> TO BE DONE
Search the records below for the word "used" and show every line where it occurs.

> PROVIDED DATA
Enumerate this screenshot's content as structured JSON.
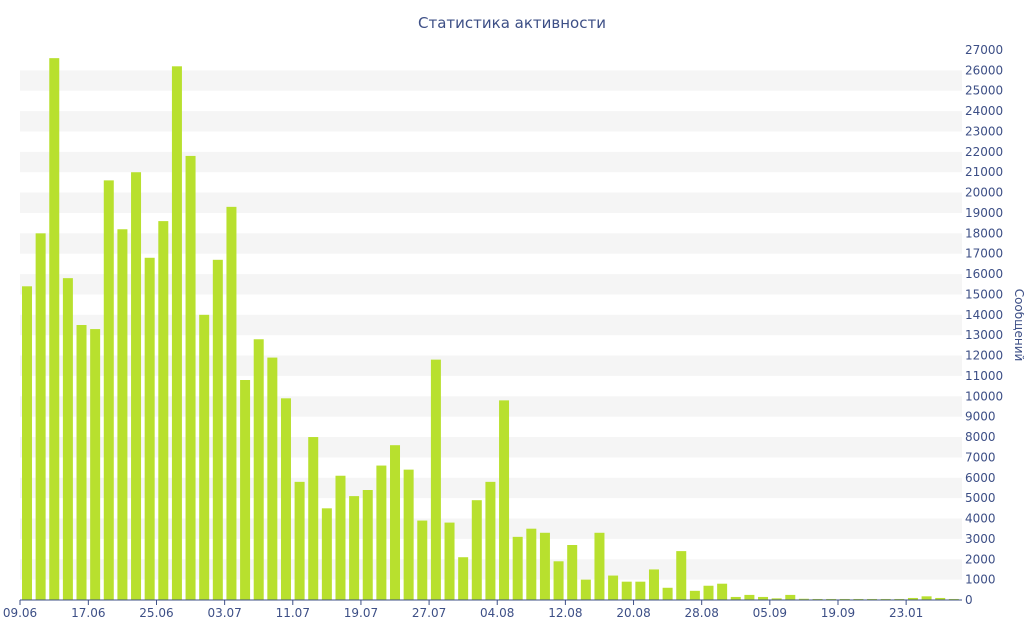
{
  "chart_data": {
    "type": "bar",
    "title": "Статистика активности",
    "xlabel": "",
    "ylabel": "Сообщений",
    "ylim": [
      0,
      27000
    ],
    "y_ticks": [
      0,
      1000,
      2000,
      3000,
      4000,
      5000,
      6000,
      7000,
      8000,
      9000,
      10000,
      11000,
      12000,
      13000,
      14000,
      15000,
      16000,
      17000,
      18000,
      19000,
      20000,
      21000,
      22000,
      23000,
      24000,
      25000,
      26000,
      27000
    ],
    "y_axis_side": "right",
    "grid": "alternating horizontal bands",
    "x_tick_labels": [
      {
        "label": "09.06",
        "index": 0
      },
      {
        "label": "17.06",
        "index": 5
      },
      {
        "label": "25.06",
        "index": 10
      },
      {
        "label": "03.07",
        "index": 15
      },
      {
        "label": "11.07",
        "index": 20
      },
      {
        "label": "19.07",
        "index": 25
      },
      {
        "label": "27.07",
        "index": 30
      },
      {
        "label": "04.08",
        "index": 35
      },
      {
        "label": "12.08",
        "index": 40
      },
      {
        "label": "20.08",
        "index": 45
      },
      {
        "label": "28.08",
        "index": 50
      },
      {
        "label": "05.09",
        "index": 55
      },
      {
        "label": "19.09",
        "index": 60
      },
      {
        "label": "23.01",
        "index": 65
      }
    ],
    "values": [
      15400,
      18000,
      26600,
      15800,
      13500,
      13300,
      20600,
      18200,
      21000,
      16800,
      18600,
      26200,
      21800,
      14000,
      16700,
      19300,
      10800,
      12800,
      11900,
      9900,
      5800,
      8000,
      4500,
      6100,
      5100,
      5400,
      6600,
      7600,
      6400,
      3900,
      11800,
      3800,
      2100,
      4900,
      5800,
      9800,
      3100,
      3500,
      3300,
      1900,
      2700,
      1000,
      3300,
      1200,
      900,
      900,
      1500,
      600,
      2400,
      450,
      700,
      800,
      150,
      250,
      150,
      80,
      250,
      60,
      50,
      50,
      50,
      50,
      50,
      50,
      50,
      100,
      180,
      100,
      50
    ],
    "colors": {
      "bar": "#b8e02e",
      "text": "#3d4f86",
      "band": "#f5f5f5"
    }
  }
}
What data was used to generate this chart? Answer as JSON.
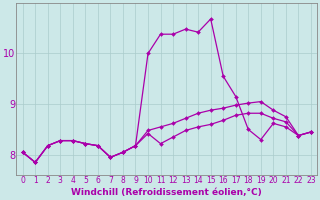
{
  "xlabel": "Windchill (Refroidissement éolien,°C)",
  "bg_color": "#cce8e8",
  "grid_color": "#aacccc",
  "line_color": "#aa00aa",
  "x": [
    0,
    1,
    2,
    3,
    4,
    5,
    6,
    7,
    8,
    9,
    10,
    11,
    12,
    13,
    14,
    15,
    16,
    17,
    18,
    19,
    20,
    21,
    22,
    23
  ],
  "series1": [
    8.05,
    7.85,
    8.18,
    8.28,
    8.28,
    8.22,
    8.18,
    7.95,
    8.05,
    8.18,
    10.0,
    10.38,
    10.38,
    10.48,
    10.42,
    10.68,
    9.55,
    9.15,
    8.5,
    8.3,
    8.62,
    8.55,
    8.38,
    8.45
  ],
  "series2": [
    8.05,
    7.85,
    8.18,
    8.28,
    8.28,
    8.22,
    8.18,
    7.95,
    8.05,
    8.18,
    8.42,
    8.22,
    8.35,
    8.48,
    8.55,
    8.6,
    8.68,
    8.78,
    8.82,
    8.82,
    8.72,
    8.65,
    8.38,
    8.45
  ],
  "series3": [
    8.05,
    7.85,
    8.18,
    8.28,
    8.28,
    8.22,
    8.18,
    7.95,
    8.05,
    8.18,
    8.48,
    8.55,
    8.62,
    8.72,
    8.82,
    8.88,
    8.92,
    8.98,
    9.02,
    9.05,
    8.88,
    8.75,
    8.38,
    8.45
  ],
  "ylim_min": 7.6,
  "ylim_max": 11.0,
  "yticks": [
    8,
    9,
    10
  ],
  "xtick_fontsize": 5.5,
  "ytick_fontsize": 7,
  "xlabel_fontsize": 6.5
}
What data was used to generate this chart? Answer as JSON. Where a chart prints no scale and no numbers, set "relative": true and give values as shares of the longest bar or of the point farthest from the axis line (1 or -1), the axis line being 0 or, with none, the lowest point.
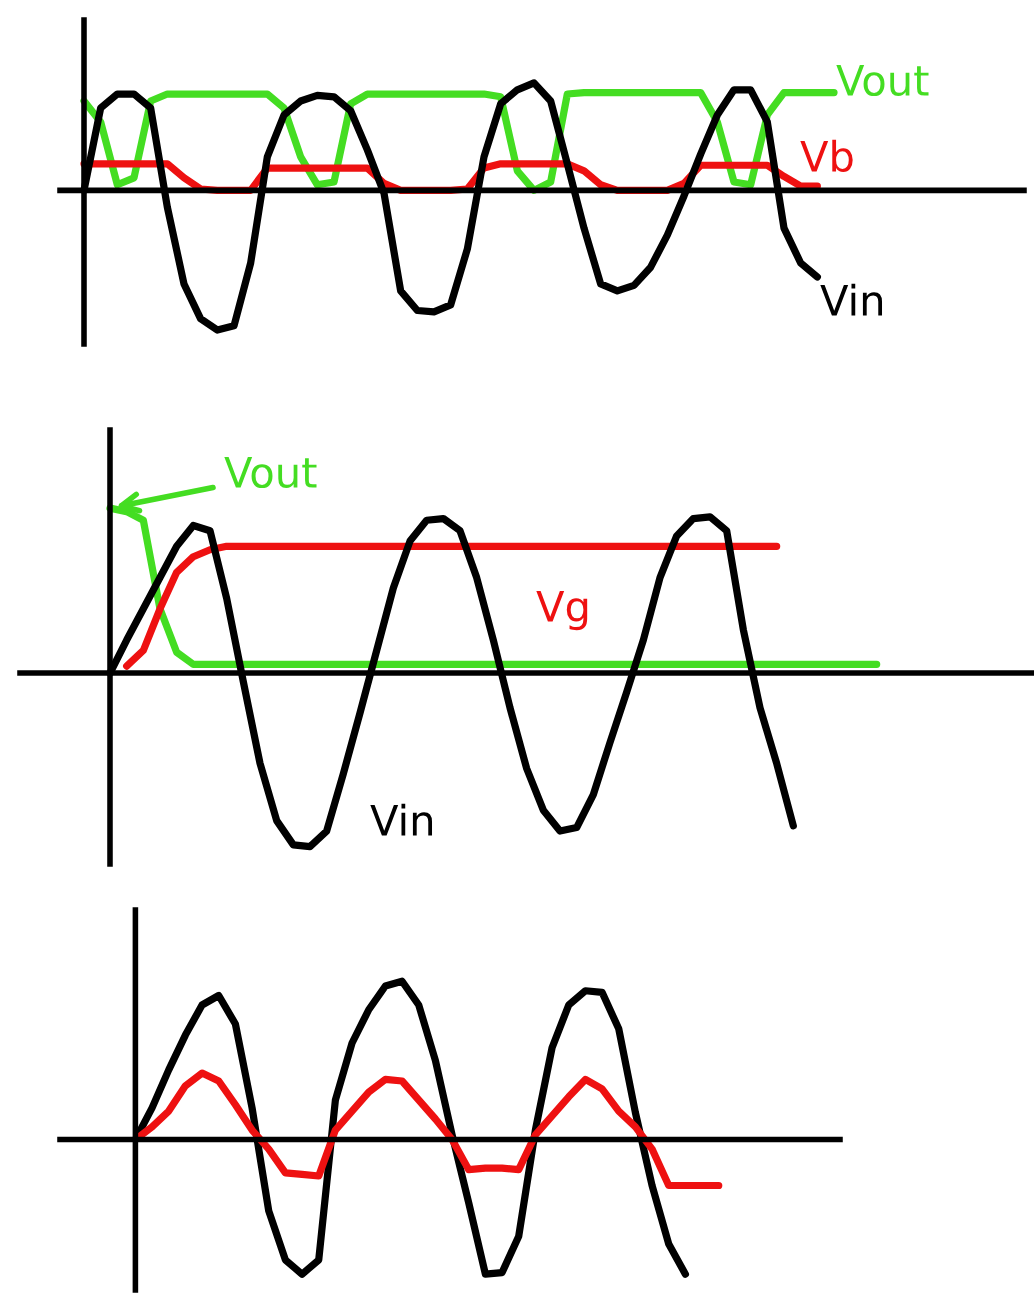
{
  "chart_data": [
    {
      "type": "line",
      "relative": true,
      "categories": [
        null,
        null,
        null,
        null,
        null,
        null,
        null,
        null,
        null,
        null,
        null,
        null,
        null,
        null,
        null,
        null,
        null,
        null,
        null,
        null,
        null,
        null,
        null,
        null,
        null,
        null,
        null,
        null,
        null,
        null,
        null,
        null,
        null,
        null,
        null,
        null,
        null,
        null,
        null,
        null,
        null,
        null,
        null,
        null,
        null,
        null
      ],
      "series": [
        {
          "name": "Vout",
          "color": "#44dd22",
          "values": [
            0.64,
            0.49,
            0.04,
            0.09,
            0.64,
            0.69,
            0.69,
            0.69,
            0.69,
            0.69,
            0.69,
            0.69,
            0.59,
            0.24,
            0.04,
            0.06,
            0.62,
            0.69,
            0.69,
            0.69,
            0.69,
            0.69,
            0.69,
            0.69,
            0.69,
            0.67,
            0.14,
            0,
            0.06,
            0.69,
            0.7,
            0.7,
            0.7,
            0.7,
            0.7,
            0.7,
            0.7,
            0.7,
            0.49,
            0.06,
            0.04,
            0.54,
            0.7,
            0.7,
            0.7,
            0.7
          ]
        },
        {
          "name": "Vb",
          "color": "#ee1111",
          "values": [
            0.19,
            0.19,
            0.19,
            0.19,
            0.19,
            0.19,
            0.09,
            0.01,
            0,
            0,
            0,
            0.16,
            0.16,
            0.16,
            0.16,
            0.16,
            0.16,
            0.16,
            0.05,
            0,
            0,
            0,
            0,
            0.01,
            0.16,
            0.19,
            0.19,
            0.19,
            0.19,
            0.19,
            0.14,
            0.04,
            0,
            0,
            0,
            0,
            0.05,
            0.18,
            0.18,
            0.18,
            0.18,
            0.18,
            0.1,
            0.03,
            0.03,
            null
          ]
        },
        {
          "name": "Vin",
          "color": "#000000",
          "values": [
            0,
            0.59,
            0.69,
            0.69,
            0.59,
            -0.12,
            -0.67,
            -0.92,
            -1,
            -0.97,
            -0.52,
            0.24,
            0.54,
            0.64,
            0.68,
            0.67,
            0.57,
            0.29,
            -0.02,
            -0.72,
            -0.86,
            -0.87,
            -0.82,
            -0.42,
            0.24,
            0.62,
            0.72,
            0.77,
            0.64,
            0.19,
            -0.27,
            -0.67,
            -0.72,
            -0.68,
            -0.55,
            -0.32,
            -0.04,
            0.26,
            0.54,
            0.72,
            0.72,
            0.49,
            -0.27,
            -0.52,
            -0.62,
            null
          ]
        }
      ]
    },
    {
      "type": "line",
      "relative": true,
      "categories": [
        null,
        null,
        null,
        null,
        null,
        null,
        null,
        null,
        null,
        null,
        null,
        null,
        null,
        null,
        null,
        null,
        null,
        null,
        null,
        null,
        null,
        null,
        null,
        null,
        null,
        null,
        null,
        null,
        null,
        null,
        null,
        null,
        null,
        null,
        null,
        null,
        null,
        null,
        null,
        null,
        null,
        null,
        null,
        null,
        null,
        null,
        null
      ],
      "series": [
        {
          "name": "Vout",
          "color": "#44dd22",
          "values": [
            0.95,
            0.93,
            0.88,
            0.37,
            0.12,
            0.05,
            0.05,
            0.05,
            0.05,
            0.05,
            0.05,
            0.05,
            0.05,
            0.05,
            0.05,
            0.05,
            0.05,
            0.05,
            0.05,
            0.05,
            0.05,
            0.05,
            0.05,
            0.05,
            0.05,
            0.05,
            0.05,
            0.05,
            0.05,
            0.05,
            0.05,
            0.05,
            0.05,
            0.05,
            0.05,
            0.05,
            0.05,
            0.05,
            0.05,
            0.05,
            0.05,
            0.05,
            0.05,
            0.05,
            0.05,
            0.05,
            0.05
          ]
        },
        {
          "name": "Vg",
          "color": "#ee1111",
          "values": [
            null,
            0.04,
            0.13,
            0.37,
            0.58,
            0.67,
            0.71,
            0.73,
            0.73,
            0.73,
            0.73,
            0.73,
            0.73,
            0.73,
            0.73,
            0.73,
            0.73,
            0.73,
            0.73,
            0.73,
            0.73,
            0.73,
            0.73,
            0.73,
            0.73,
            0.73,
            0.73,
            0.73,
            0.73,
            0.73,
            0.73,
            0.73,
            0.73,
            0.73,
            0.73,
            0.73,
            0.73,
            0.73,
            0.73,
            0.73,
            0.73,
            null,
            null,
            null,
            null,
            null,
            null
          ]
        },
        {
          "name": "Vin",
          "color": "#000000",
          "values": [
            0,
            0.19,
            0.37,
            0.55,
            0.73,
            0.85,
            0.82,
            0.43,
            -0.05,
            -0.52,
            -0.85,
            -0.99,
            -1,
            -0.91,
            -0.58,
            -0.23,
            0.13,
            0.49,
            0.76,
            0.88,
            0.89,
            0.82,
            0.55,
            0.19,
            -0.2,
            -0.55,
            -0.79,
            -0.91,
            -0.89,
            -0.7,
            -0.4,
            -0.11,
            0.19,
            0.55,
            0.79,
            0.89,
            0.9,
            0.82,
            0.25,
            -0.2,
            -0.52,
            -0.88,
            null,
            null,
            null,
            null,
            null
          ]
        }
      ]
    },
    {
      "type": "line",
      "relative": true,
      "categories": [
        null,
        null,
        null,
        null,
        null,
        null,
        null,
        null,
        null,
        null,
        null,
        null,
        null,
        null,
        null,
        null,
        null,
        null,
        null,
        null,
        null,
        null,
        null,
        null,
        null,
        null,
        null,
        null,
        null,
        null,
        null,
        null,
        null,
        null,
        null,
        null
      ],
      "series": [
        {
          "color": "#000000",
          "values": [
            0,
            0.2,
            0.44,
            0.66,
            0.85,
            0.91,
            0.73,
            0.2,
            -0.45,
            -0.76,
            -0.85,
            -0.76,
            0.25,
            0.61,
            0.82,
            0.97,
            1,
            0.85,
            0.5,
            0.03,
            -0.4,
            -0.85,
            -0.84,
            -0.61,
            0.06,
            0.58,
            0.85,
            0.94,
            0.93,
            0.7,
            0.17,
            -0.29,
            -0.66,
            -0.85,
            null,
            null
          ]
        },
        {
          "color": "#ee1111",
          "values": [
            0,
            0.08,
            0.18,
            0.34,
            0.42,
            0.37,
            0.22,
            0.06,
            -0.06,
            -0.21,
            -0.22,
            -0.23,
            0.06,
            0.18,
            0.3,
            0.38,
            0.37,
            0.25,
            0.13,
            0,
            -0.19,
            -0.18,
            -0.18,
            -0.19,
            0.03,
            0.15,
            0.27,
            0.38,
            0.32,
            0.18,
            0.08,
            -0.06,
            -0.29,
            -0.29,
            -0.29,
            -0.29
          ]
        }
      ]
    }
  ]
}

> RESULT OF THIS TASK
What data was used to generate this chart? Answer as JSON.
What data was used to generate this chart? Answer as JSON. Where a chart prints no scale and no numbers, set "relative": true and give values as shares of the longest bar or of the point farthest from the axis line (1 or -1), the axis line being 0 or, with none, the lowest point.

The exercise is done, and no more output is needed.